Input records
━━━━━━━━━━━━━━━━━━━━

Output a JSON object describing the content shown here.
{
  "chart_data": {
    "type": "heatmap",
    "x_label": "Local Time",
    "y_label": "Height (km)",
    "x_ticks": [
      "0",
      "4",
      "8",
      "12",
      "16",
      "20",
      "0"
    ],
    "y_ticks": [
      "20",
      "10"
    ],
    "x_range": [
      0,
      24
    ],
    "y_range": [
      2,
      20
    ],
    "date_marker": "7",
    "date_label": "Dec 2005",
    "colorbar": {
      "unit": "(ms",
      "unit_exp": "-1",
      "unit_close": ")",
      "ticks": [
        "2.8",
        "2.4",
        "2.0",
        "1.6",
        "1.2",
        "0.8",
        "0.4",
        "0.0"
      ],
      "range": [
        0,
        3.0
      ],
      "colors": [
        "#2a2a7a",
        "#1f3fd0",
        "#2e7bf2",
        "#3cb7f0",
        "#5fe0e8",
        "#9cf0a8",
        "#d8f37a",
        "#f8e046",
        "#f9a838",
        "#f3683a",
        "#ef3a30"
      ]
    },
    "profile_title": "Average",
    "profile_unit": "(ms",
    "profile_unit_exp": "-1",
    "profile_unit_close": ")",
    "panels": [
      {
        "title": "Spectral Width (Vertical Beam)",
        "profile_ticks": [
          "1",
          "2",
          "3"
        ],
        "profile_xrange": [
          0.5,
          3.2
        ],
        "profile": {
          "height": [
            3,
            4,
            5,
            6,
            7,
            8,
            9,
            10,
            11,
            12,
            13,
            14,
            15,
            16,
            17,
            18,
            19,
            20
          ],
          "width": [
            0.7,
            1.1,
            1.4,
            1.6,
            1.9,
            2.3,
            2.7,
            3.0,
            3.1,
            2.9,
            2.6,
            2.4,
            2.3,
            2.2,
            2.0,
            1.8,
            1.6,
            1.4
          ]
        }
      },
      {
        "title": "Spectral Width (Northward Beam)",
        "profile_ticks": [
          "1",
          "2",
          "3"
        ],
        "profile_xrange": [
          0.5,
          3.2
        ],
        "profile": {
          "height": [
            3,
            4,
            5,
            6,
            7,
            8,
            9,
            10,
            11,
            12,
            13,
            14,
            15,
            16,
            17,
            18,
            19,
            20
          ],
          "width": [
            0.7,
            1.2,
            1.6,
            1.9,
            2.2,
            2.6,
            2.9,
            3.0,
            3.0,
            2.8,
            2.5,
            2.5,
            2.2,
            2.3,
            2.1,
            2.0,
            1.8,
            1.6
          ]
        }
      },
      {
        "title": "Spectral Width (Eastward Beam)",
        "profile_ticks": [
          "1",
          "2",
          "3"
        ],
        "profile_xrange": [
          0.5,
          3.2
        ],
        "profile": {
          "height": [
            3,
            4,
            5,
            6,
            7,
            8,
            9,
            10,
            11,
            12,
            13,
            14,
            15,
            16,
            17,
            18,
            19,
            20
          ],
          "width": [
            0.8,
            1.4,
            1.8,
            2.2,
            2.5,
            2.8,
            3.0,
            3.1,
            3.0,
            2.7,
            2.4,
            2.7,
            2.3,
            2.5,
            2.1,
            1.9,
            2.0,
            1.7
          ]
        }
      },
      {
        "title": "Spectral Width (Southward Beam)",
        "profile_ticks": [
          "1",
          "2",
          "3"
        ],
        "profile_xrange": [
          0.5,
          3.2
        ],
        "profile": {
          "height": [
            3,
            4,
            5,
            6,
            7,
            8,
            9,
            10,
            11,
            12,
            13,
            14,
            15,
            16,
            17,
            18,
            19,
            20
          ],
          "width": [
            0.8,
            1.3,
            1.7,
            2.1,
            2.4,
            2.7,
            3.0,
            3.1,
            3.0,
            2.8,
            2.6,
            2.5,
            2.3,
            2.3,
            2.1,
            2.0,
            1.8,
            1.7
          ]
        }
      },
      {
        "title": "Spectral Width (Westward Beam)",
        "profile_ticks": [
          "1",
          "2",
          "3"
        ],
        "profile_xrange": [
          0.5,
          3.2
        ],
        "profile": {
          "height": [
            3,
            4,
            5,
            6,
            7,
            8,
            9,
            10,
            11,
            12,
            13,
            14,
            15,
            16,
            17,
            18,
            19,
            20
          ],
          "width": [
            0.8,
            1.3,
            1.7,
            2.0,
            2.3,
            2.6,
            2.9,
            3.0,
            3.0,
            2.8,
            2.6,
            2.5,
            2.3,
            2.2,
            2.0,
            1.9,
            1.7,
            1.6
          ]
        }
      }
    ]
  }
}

━━━━━━━━━━━━━━━━━━━━

Extract all of the data above without altering anything.

Output a JSON object describing the content shown here.
{
  "chart_data": {
    "type": "heatmap",
    "x_label": "Local Time",
    "y_label": "Height (km)",
    "x_ticks": [
      "0",
      "4",
      "8",
      "12",
      "16",
      "20",
      "0"
    ],
    "y_ticks": [
      "20",
      "10"
    ],
    "x_range": [
      0,
      24
    ],
    "y_range": [
      2,
      20
    ],
    "date_marker": "7",
    "date_label": "Dec 2005",
    "colorbar": {
      "unit": "(ms",
      "unit_exp": "-1",
      "unit_close": ")",
      "ticks": [
        "2.8",
        "2.4",
        "2.0",
        "1.6",
        "1.2",
        "0.8",
        "0.4",
        "0.0"
      ],
      "range": [
        0,
        3.0
      ],
      "colors": [
        "#2a2a7a",
        "#1f3fd0",
        "#2e7bf2",
        "#3cb7f0",
        "#5fe0e8",
        "#9cf0a8",
        "#d8f37a",
        "#f8e046",
        "#f9a838",
        "#f3683a",
        "#ef3a30"
      ]
    },
    "profile_title": "Average",
    "profile_unit": "(ms",
    "profile_unit_exp": "-1",
    "profile_unit_close": ")",
    "panels": [
      {
        "title": "Spectral Width (Vertical Beam)",
        "profile_ticks": [
          "1",
          "2",
          "3"
        ],
        "profile_xrange": [
          0.5,
          3.2
        ],
        "profile": {
          "height": [
            3,
            4,
            5,
            6,
            7,
            8,
            9,
            10,
            11,
            12,
            13,
            14,
            15,
            16,
            17,
            18,
            19,
            20
          ],
          "width": [
            0.7,
            1.1,
            1.4,
            1.6,
            1.9,
            2.3,
            2.7,
            3.0,
            3.1,
            2.9,
            2.6,
            2.4,
            2.3,
            2.2,
            2.0,
            1.8,
            1.6,
            1.4
          ]
        }
      },
      {
        "title": "Spectral Width (Northward Beam)",
        "profile_ticks": [
          "1",
          "2",
          "3"
        ],
        "profile_xrange": [
          0.5,
          3.2
        ],
        "profile": {
          "height": [
            3,
            4,
            5,
            6,
            7,
            8,
            9,
            10,
            11,
            12,
            13,
            14,
            15,
            16,
            17,
            18,
            19,
            20
          ],
          "width": [
            0.7,
            1.2,
            1.6,
            1.9,
            2.2,
            2.6,
            2.9,
            3.0,
            3.0,
            2.8,
            2.5,
            2.5,
            2.2,
            2.3,
            2.1,
            2.0,
            1.8,
            1.6
          ]
        }
      },
      {
        "title": "Spectral Width (Eastward Beam)",
        "profile_ticks": [
          "1",
          "2",
          "3"
        ],
        "profile_xrange": [
          0.5,
          3.2
        ],
        "profile": {
          "height": [
            3,
            4,
            5,
            6,
            7,
            8,
            9,
            10,
            11,
            12,
            13,
            14,
            15,
            16,
            17,
            18,
            19,
            20
          ],
          "width": [
            0.8,
            1.4,
            1.8,
            2.2,
            2.5,
            2.8,
            3.0,
            3.1,
            3.0,
            2.7,
            2.4,
            2.7,
            2.3,
            2.5,
            2.1,
            1.9,
            2.0,
            1.7
          ]
        }
      },
      {
        "title": "Spectral Width (Southward Beam)",
        "profile_ticks": [
          "1",
          "2",
          "3"
        ],
        "profile_xrange": [
          0.5,
          3.2
        ],
        "profile": {
          "height": [
            3,
            4,
            5,
            6,
            7,
            8,
            9,
            10,
            11,
            12,
            13,
            14,
            15,
            16,
            17,
            18,
            19,
            20
          ],
          "width": [
            0.8,
            1.3,
            1.7,
            2.1,
            2.4,
            2.7,
            3.0,
            3.1,
            3.0,
            2.8,
            2.6,
            2.5,
            2.3,
            2.3,
            2.1,
            2.0,
            1.8,
            1.7
          ]
        }
      },
      {
        "title": "Spectral Width (Westward Beam)",
        "profile_ticks": [
          "1",
          "2",
          "3"
        ],
        "profile_xrange": [
          0.5,
          3.2
        ],
        "profile": {
          "height": [
            3,
            4,
            5,
            6,
            7,
            8,
            9,
            10,
            11,
            12,
            13,
            14,
            15,
            16,
            17,
            18,
            19,
            20
          ],
          "width": [
            0.8,
            1.3,
            1.7,
            2.0,
            2.3,
            2.6,
            2.9,
            3.0,
            3.0,
            2.8,
            2.6,
            2.5,
            2.3,
            2.2,
            2.0,
            1.9,
            1.7,
            1.6
          ]
        }
      }
    ]
  }
}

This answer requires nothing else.